Page records with their text:
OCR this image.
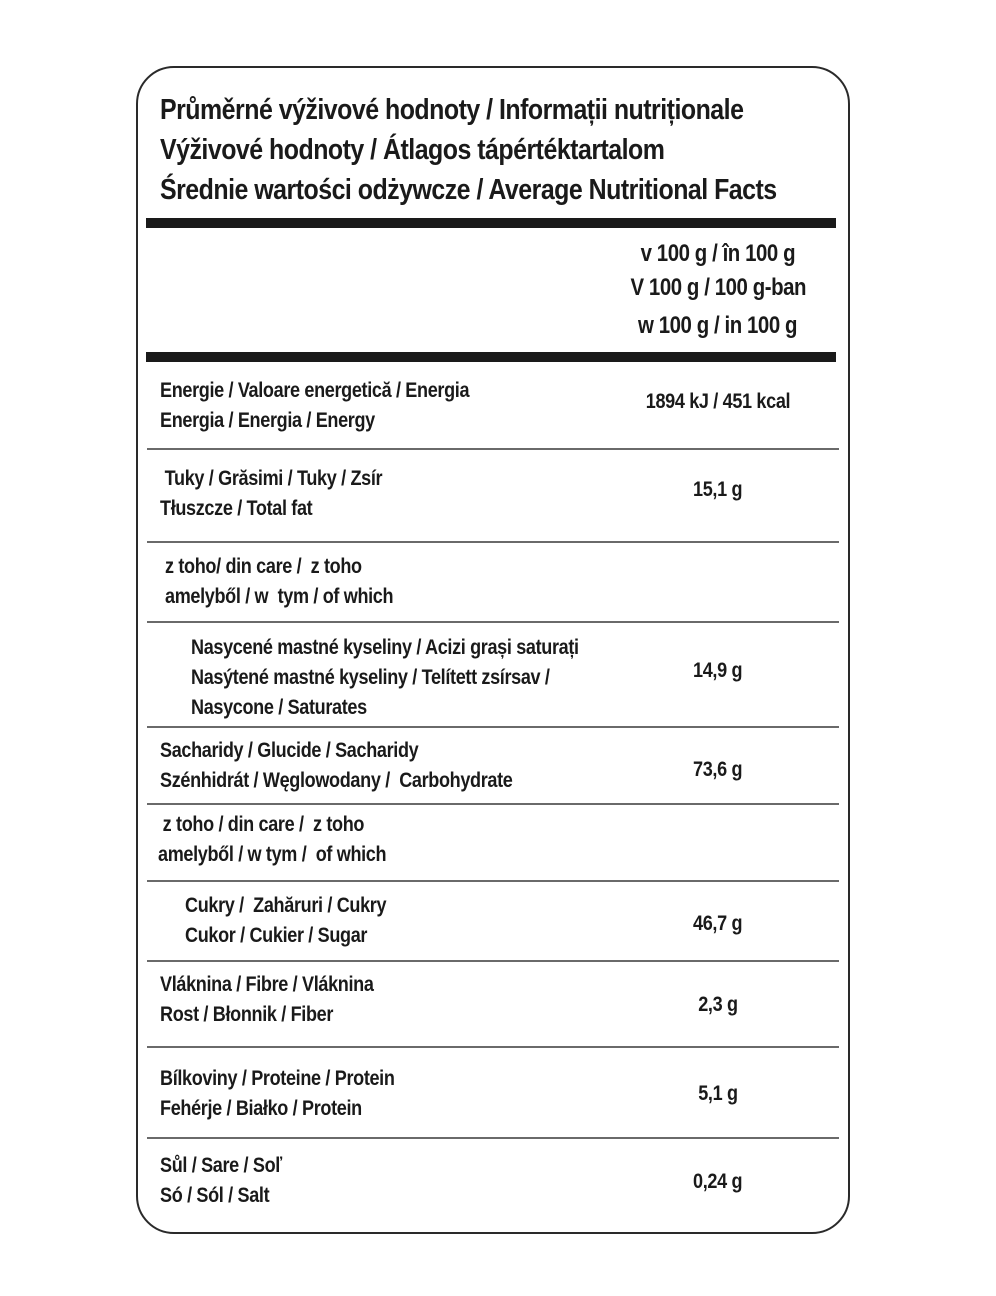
Průměrné výživové hodnoty / Informații nutriționale
Výživové hodnoty / Átlagos tápértéktartalom
Średnie wartości odżywcze / Average Nutritional Facts
v 100 g / în 100 g
V 100 g / 100 g-ban
w 100 g / in 100 g
Energie / Valoare energetică / Energia
Energia / Energia / Energy
1894 kJ / 451 kcal
Tuky / Grăsimi / Tuky / Zsír
Tłuszcze / Total fat
15,1 g
z toho/ din care /  z toho
amelyből / w  tym / of which
Nasycené mastné kyseliny / Acizi grași saturați
Nasýtené mastné kyseliny / Telített zsírsav /
Nasycone / Saturates
14,9 g
Sacharidy / Glucide / Sacharidy
Szénhidrát / Węglowodany /  Carbohydrate	73,6 g
z toho / din care /  z toho
amelyből / w tym /  of which
Cukry /  Zahăruri / Cukry
Cukor / Cukier / Sugar
46,7 g
Vláknina / Fibre / Vláknina
Rost / Błonnik / Fiber	2,3 g
Bílkoviny / Proteine / Protein
Fehérje / Białko / Protein
5,1 g
Sůl / Sare / Soľ
Só / Sól / Salt
0,24 g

Exercise prompt:
Copy every line of the data where "kyseliny" is found.

Answer to the exercise:
Nasycené mastné kyseliny / Acizi grași saturați
Nasýtené mastné kyseliny / Telített zsírsav /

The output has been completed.